Written problem — Search the material for the word "dashed" and report each line where it turns up.

Source data —
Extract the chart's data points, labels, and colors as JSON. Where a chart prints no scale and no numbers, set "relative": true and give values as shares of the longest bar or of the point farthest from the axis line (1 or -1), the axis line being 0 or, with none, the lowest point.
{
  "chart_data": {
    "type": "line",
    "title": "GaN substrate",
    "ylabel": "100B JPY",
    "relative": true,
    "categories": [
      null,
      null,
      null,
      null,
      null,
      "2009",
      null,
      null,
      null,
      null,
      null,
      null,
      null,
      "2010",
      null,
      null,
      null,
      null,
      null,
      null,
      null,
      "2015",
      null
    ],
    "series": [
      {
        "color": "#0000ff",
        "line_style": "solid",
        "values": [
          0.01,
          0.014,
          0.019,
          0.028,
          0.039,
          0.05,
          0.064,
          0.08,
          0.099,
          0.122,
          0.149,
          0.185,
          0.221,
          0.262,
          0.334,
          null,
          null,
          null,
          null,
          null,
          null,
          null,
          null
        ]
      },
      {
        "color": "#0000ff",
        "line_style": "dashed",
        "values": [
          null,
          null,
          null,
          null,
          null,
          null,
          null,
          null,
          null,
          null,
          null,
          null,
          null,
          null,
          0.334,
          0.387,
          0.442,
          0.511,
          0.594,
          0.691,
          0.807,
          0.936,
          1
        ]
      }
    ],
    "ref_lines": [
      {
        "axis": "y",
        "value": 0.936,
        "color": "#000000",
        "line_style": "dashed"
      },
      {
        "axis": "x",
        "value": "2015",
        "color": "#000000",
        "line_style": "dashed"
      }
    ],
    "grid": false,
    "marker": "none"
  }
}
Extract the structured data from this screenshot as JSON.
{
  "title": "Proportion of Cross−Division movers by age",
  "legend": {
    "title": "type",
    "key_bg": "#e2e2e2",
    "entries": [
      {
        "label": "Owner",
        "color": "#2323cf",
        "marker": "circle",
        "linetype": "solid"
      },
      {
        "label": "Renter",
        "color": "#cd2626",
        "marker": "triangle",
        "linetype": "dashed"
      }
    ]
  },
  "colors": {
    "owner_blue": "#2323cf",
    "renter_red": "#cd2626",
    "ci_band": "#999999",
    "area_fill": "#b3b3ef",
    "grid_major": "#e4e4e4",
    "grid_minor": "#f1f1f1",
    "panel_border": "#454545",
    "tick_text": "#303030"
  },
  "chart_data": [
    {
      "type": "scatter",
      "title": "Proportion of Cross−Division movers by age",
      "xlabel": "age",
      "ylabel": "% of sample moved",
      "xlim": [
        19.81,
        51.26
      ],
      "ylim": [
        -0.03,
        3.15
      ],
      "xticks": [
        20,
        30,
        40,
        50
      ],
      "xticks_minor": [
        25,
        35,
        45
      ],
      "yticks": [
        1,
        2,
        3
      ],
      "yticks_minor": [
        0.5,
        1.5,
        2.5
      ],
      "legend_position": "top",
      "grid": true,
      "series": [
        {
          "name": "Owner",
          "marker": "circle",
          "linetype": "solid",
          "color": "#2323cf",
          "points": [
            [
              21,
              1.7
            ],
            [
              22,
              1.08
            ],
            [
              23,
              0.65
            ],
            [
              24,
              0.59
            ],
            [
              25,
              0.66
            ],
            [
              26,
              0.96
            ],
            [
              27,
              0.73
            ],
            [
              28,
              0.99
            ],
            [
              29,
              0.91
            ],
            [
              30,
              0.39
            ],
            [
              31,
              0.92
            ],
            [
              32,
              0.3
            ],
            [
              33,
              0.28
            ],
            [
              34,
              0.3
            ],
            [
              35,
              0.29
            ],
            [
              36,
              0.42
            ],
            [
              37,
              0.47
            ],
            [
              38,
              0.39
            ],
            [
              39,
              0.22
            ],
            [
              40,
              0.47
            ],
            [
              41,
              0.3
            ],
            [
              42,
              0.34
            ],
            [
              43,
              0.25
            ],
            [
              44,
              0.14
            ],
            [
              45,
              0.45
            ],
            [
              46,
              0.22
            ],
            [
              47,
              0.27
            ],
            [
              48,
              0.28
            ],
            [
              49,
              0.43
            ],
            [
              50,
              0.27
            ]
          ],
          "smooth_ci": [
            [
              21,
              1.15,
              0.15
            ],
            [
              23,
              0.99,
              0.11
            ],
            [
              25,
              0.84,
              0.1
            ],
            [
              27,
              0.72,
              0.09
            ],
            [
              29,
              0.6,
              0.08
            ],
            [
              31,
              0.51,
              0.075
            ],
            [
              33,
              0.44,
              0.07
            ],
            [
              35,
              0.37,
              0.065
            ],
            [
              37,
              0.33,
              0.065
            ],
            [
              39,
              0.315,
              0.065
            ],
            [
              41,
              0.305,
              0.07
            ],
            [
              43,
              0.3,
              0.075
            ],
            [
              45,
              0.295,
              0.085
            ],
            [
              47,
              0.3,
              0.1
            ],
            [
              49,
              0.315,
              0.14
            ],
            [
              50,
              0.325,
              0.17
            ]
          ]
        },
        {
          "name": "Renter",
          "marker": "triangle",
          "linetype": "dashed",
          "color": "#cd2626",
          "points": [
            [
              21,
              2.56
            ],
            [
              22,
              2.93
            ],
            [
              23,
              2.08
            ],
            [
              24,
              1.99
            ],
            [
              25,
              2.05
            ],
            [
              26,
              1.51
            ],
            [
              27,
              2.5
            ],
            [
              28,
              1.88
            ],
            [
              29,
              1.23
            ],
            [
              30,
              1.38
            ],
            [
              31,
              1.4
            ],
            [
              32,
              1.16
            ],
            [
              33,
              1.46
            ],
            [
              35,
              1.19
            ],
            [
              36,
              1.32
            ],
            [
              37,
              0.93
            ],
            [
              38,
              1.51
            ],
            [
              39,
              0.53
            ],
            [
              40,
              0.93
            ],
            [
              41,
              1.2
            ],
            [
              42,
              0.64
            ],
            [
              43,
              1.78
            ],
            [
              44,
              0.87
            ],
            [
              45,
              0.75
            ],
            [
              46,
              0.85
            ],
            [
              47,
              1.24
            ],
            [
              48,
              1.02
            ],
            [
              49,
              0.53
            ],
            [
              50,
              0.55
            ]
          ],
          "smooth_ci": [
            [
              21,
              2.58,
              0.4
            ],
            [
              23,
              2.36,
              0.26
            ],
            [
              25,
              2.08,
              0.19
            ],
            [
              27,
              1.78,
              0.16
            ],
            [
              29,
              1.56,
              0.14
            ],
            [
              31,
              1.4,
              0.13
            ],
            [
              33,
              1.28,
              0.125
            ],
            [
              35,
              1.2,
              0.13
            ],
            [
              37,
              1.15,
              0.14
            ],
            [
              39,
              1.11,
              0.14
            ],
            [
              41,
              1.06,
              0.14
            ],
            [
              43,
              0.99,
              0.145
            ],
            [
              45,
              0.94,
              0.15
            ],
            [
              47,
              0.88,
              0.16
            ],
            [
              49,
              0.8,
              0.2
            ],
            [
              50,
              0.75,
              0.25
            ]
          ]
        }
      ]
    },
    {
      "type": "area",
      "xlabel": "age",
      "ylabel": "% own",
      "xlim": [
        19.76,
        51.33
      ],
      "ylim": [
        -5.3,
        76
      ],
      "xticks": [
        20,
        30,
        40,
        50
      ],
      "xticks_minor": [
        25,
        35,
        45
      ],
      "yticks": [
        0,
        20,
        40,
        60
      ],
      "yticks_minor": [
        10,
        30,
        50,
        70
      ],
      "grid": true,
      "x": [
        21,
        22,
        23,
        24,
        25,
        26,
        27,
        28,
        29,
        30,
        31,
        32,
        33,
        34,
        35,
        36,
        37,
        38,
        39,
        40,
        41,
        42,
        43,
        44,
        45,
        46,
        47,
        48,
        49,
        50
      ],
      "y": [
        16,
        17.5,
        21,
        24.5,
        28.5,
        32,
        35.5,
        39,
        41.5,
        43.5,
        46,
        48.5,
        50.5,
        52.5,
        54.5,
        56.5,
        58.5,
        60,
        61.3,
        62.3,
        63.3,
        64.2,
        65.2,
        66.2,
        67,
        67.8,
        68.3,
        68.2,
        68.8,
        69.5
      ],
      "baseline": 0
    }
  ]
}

Output for this exercise —
        "line_style": "dashed",
        "line_style": "dashed"
        "line_style": "dashed"
        "linetype": "dashed"
          "linetype": "dashed",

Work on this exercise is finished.